REQUEST: What follows is a block of records; restate each one word for word.

(Stored data)

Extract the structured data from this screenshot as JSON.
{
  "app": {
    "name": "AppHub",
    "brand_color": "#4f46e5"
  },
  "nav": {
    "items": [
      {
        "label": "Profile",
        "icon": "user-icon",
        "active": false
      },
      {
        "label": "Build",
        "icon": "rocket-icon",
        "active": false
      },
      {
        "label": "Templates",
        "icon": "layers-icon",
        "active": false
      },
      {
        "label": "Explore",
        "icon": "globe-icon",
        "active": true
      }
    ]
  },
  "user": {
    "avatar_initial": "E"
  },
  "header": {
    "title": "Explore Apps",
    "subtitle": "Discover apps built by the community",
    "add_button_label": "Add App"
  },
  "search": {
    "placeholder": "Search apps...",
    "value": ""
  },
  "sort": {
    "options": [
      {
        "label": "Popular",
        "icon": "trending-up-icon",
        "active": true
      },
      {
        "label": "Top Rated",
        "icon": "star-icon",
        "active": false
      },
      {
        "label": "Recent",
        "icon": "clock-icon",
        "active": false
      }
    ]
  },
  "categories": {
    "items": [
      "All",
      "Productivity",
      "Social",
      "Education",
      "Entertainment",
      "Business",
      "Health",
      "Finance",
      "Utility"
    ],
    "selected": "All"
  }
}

SOLUTION:
Extract the structured data from this screenshot as JSON.
{
  "app": {
    "name": "AppHub",
    "brand_color": "#4f46e5"
  },
  "nav": {
    "items": [
      {
        "label": "Profile",
        "icon": "user-icon",
        "active": false
      },
      {
        "label": "Build",
        "icon": "rocket-icon",
        "active": false
      },
      {
        "label": "Templates",
        "icon": "layers-icon",
        "active": false
      },
      {
        "label": "Explore",
        "icon": "globe-icon",
        "active": true
      }
    ]
  },
  "user": {
    "avatar_initial": "E"
  },
  "header": {
    "title": "Explore Apps",
    "subtitle": "Discover apps built by the community",
    "add_button_label": "Add App"
  },
  "search": {
    "placeholder": "Search apps...",
    "value": ""
  },
  "sort": {
    "options": [
      {
        "label": "Popular",
        "icon": "trending-up-icon",
        "active": true
      },
      {
        "label": "Top Rated",
        "icon": "star-icon",
        "active": false
      },
      {
        "label": "Recent",
        "icon": "clock-icon",
        "active": false
      }
    ]
  },
  "categories": {
    "items": [
      "All",
      "Productivity",
      "Social",
      "Education",
      "Entertainment",
      "Business",
      "Health",
      "Finance",
      "Utility"
    ],
    "selected": "All"
  }
}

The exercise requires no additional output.